→ **Exercise**: Extract the complete listing and output it unchanged.
=======
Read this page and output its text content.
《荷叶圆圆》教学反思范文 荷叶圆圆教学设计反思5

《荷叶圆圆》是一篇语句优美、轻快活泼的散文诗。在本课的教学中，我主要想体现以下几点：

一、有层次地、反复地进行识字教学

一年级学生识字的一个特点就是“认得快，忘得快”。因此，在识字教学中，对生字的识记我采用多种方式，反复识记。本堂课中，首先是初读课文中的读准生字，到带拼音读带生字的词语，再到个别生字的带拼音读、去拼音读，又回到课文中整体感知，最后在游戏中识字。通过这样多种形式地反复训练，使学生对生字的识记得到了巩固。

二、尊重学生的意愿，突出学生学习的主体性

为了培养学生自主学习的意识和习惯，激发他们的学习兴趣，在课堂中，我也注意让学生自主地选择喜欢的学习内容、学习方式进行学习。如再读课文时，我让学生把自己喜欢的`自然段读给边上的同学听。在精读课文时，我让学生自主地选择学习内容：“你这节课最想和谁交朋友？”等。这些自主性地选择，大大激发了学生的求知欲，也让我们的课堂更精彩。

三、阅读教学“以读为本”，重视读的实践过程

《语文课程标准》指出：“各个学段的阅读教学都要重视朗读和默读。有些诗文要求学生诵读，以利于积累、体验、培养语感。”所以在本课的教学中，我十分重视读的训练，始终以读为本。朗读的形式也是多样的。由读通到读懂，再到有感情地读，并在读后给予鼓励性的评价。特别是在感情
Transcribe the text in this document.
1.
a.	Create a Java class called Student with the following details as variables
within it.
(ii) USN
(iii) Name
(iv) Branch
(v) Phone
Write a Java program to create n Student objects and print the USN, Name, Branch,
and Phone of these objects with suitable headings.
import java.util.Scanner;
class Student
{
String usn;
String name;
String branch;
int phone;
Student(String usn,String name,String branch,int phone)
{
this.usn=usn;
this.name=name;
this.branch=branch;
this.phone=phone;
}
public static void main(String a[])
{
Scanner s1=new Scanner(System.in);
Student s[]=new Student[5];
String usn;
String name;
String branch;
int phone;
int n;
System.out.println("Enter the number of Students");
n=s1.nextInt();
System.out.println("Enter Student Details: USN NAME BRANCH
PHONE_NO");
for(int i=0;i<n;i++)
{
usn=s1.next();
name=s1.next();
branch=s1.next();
=======
→ **Task response**:
Read this page and output its text content.
《荷叶圆圆》教学反思范文 荷叶圆圆教学设计反思5

《荷叶圆圆》是一篇语句优美、轻快活泼的散文诗。在本课的教学中，我主要想体现以下几点：

一、有层次地、反复地进行识字教学

一年级学生识字的一个特点就是“认得快，忘得快”。因此，在识字教学中，对生字的识记我采用多种方式，反复识记。本堂课中，首先是初读课文中的读准生字，到带拼音读带生字的词语，再到个别生字的带拼音读、去拼音读，又回到课文中整体感知，最后在游戏中识字。通过这样多种形式地反复训练，使学生对生字的识记得到了巩固。

二、尊重学生的意愿，突出学生学习的主体性

为了培养学生自主学习的意识和习惯，激发他们的学习兴趣，在课堂中，我也注意让学生自主地选择喜欢的学习内容、学习方式进行学习。如再读课文时，我让学生把自己喜欢的`自然段读给边上的同学听。在精读课文时，我让学生自主地选择学习内容：“你这节课最想和谁交朋友？”等。这些自主性地选择，大大激发了学生的求知欲，也让我们的课堂更精彩。

三、阅读教学“以读为本”，重视读的实践过程

《语文课程标准》指出：“各个学段的阅读教学都要重视朗读和默读。有些诗文要求学生诵读，以利于积累、体验、培养语感。”所以在本课的教学中，我十分重视读的训练，始终以读为本。朗读的形式也是多样的。由读通到读懂，再到有感情地读，并在读后给予鼓励性的评价。特别是在感情
Transcribe the text in this document.
1.
a.	Create a Java class called Student with the following details as variables
within it.
(ii) USN
(iii) Name
(iv) Branch
(v) Phone
Write a Java program to create n Student objects and print the USN, Name, Branch,
and Phone of these objects with suitable headings.
import java.util.Scanner;
class Student
{
String usn;
String name;
String branch;
int phone;
Student(String usn,String name,String branch,int phone)
{
this.usn=usn;
this.name=name;
this.branch=branch;
this.phone=phone;
}
public static void main(String a[])
{
Scanner s1=new Scanner(System.in);
Student s[]=new Student[5];
String usn;
String name;
String branch;
int phone;
int n;
System.out.println("Enter the number of Students");
n=s1.nextInt();
System.out.println("Enter Student Details: USN NAME BRANCH
PHONE_NO");
for(int i=0;i<n;i++)
{
usn=s1.next();
name=s1.next();
branch=s1.next();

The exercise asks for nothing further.